[Dataset listings of figures]
......

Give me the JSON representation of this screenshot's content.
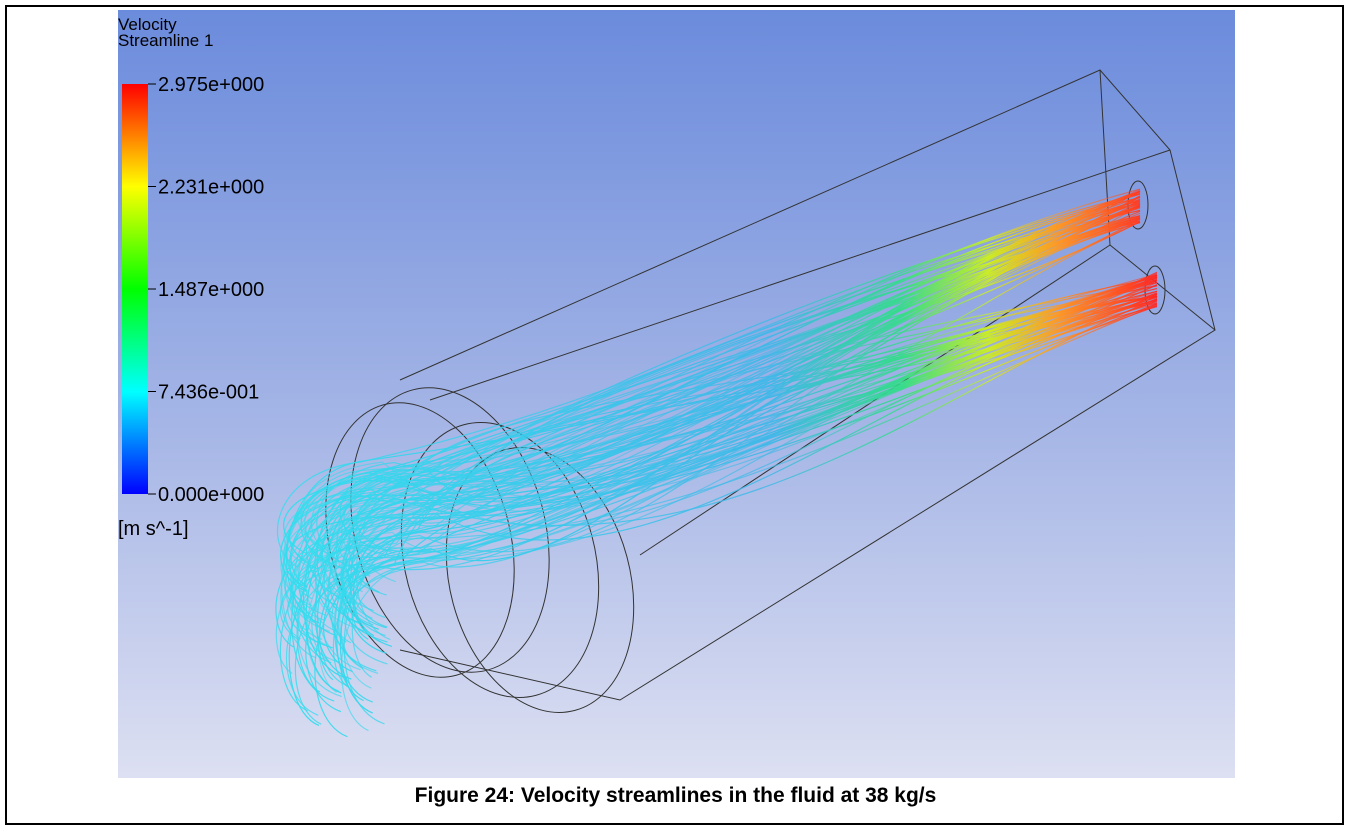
{
  "figure": {
    "legend": {
      "title": "Velocity",
      "subtitle": "Streamline 1",
      "tick_labels": [
        "2.975e+000",
        "2.231e+000",
        "1.487e+000",
        "7.436e-001",
        "0.000e+000"
      ],
      "units": "[m s^-1]"
    },
    "caption": "Figure 24: Velocity streamlines in the fluid at 38 kg/s"
  }
}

......

__Exercise objective__
Without including the pictures, return each record above exactly as it stands.

__Result__
Give me the JSON representation of this screenshot's content.
{
  "figure": {
    "legend": {
      "title": "Velocity",
      "subtitle": "Streamline 1",
      "tick_labels": [
        "2.975e+000",
        "2.231e+000",
        "1.487e+000",
        "7.436e-001",
        "0.000e+000"
      ],
      "units": "[m s^-1]"
    },
    "caption": "Figure 24: Velocity streamlines in the fluid at 38 kg/s"
  }
}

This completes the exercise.